## Provided records
☆ ☆ ☆ ☆ ☆
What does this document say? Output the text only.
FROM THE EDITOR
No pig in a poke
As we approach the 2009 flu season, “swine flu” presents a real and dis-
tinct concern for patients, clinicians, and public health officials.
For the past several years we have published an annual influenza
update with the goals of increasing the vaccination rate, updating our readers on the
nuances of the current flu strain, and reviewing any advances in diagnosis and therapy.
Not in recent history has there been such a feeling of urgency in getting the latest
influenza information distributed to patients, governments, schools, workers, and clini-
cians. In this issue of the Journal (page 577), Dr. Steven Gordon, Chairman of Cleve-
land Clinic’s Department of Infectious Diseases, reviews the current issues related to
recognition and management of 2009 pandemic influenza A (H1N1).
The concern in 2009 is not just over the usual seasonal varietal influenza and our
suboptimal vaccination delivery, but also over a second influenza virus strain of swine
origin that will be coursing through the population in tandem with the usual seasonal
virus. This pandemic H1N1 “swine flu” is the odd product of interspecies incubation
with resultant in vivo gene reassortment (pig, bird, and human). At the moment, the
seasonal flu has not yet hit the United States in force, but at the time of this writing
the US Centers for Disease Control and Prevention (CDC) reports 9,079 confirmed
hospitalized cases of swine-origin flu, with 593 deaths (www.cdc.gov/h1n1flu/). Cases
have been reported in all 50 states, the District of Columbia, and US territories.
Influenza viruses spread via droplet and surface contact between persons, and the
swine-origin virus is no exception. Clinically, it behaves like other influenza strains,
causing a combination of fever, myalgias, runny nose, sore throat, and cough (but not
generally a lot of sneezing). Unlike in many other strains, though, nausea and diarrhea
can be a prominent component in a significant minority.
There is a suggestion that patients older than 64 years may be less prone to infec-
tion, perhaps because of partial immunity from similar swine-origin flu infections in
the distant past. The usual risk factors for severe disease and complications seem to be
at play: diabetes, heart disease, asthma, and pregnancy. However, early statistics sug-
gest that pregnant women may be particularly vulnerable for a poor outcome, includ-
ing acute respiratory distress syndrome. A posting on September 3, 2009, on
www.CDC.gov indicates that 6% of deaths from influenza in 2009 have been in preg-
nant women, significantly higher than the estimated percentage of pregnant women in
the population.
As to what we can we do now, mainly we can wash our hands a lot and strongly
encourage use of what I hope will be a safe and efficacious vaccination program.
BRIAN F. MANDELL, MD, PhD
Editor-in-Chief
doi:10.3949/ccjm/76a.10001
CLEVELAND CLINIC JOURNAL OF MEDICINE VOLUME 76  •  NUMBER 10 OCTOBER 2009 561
☆ ☆ ☆ ☆ ☆
## What this task involves
Print the data above exactly as it reads.

## Reply
What does this document say? Output the text only.
FROM THE EDITOR
No pig in a poke
As we approach the 2009 flu season, “swine flu” presents a real and dis-
tinct concern for patients, clinicians, and public health officials.
For the past several years we have published an annual influenza
update with the goals of increasing the vaccination rate, updating our readers on the
nuances of the current flu strain, and reviewing any advances in diagnosis and therapy.
Not in recent history has there been such a feeling of urgency in getting the latest
influenza information distributed to patients, governments, schools, workers, and clini-
cians. In this issue of the Journal (page 577), Dr. Steven Gordon, Chairman of Cleve-
land Clinic’s Department of Infectious Diseases, reviews the current issues related to
recognition and management of 2009 pandemic influenza A (H1N1).
The concern in 2009 is not just over the usual seasonal varietal influenza and our
suboptimal vaccination delivery, but also over a second influenza virus strain of swine
origin that will be coursing through the population in tandem with the usual seasonal
virus. This pandemic H1N1 “swine flu” is the odd product of interspecies incubation
with resultant in vivo gene reassortment (pig, bird, and human). At the moment, the
seasonal flu has not yet hit the United States in force, but at the time of this writing
the US Centers for Disease Control and Prevention (CDC) reports 9,079 confirmed
hospitalized cases of swine-origin flu, with 593 deaths (www.cdc.gov/h1n1flu/). Cases
have been reported in all 50 states, the District of Columbia, and US territories.
Influenza viruses spread via droplet and surface contact between persons, and the
swine-origin virus is no exception. Clinically, it behaves like other influenza strains,
causing a combination of fever, myalgias, runny nose, sore throat, and cough (but not
generally a lot of sneezing). Unlike in many other strains, though, nausea and diarrhea
can be a prominent component in a significant minority.
There is a suggestion that patients older than 64 years may be less prone to infec-
tion, perhaps because of partial immunity from similar swine-origin flu infections in
the distant past. The usual risk factors for severe disease and complications seem to be
at play: diabetes, heart disease, asthma, and pregnancy. However, early statistics sug-
gest that pregnant women may be particularly vulnerable for a poor outcome, includ-
ing acute respiratory distress syndrome. A posting on September 3, 2009, on
www.CDC.gov indicates that 6% of deaths from influenza in 2009 have been in preg-
nant women, significantly higher than the estimated percentage of pregnant women in
the population.
As to what we can we do now, mainly we can wash our hands a lot and strongly
encourage use of what I hope will be a safe and efficacious vaccination program.
BRIAN F. MANDELL, MD, PhD
Editor-in-Chief
doi:10.3949/ccjm/76a.10001
CLEVELAND CLINIC JOURNAL OF MEDICINE VOLUME 76  •  NUMBER 10 OCTOBER 2009 561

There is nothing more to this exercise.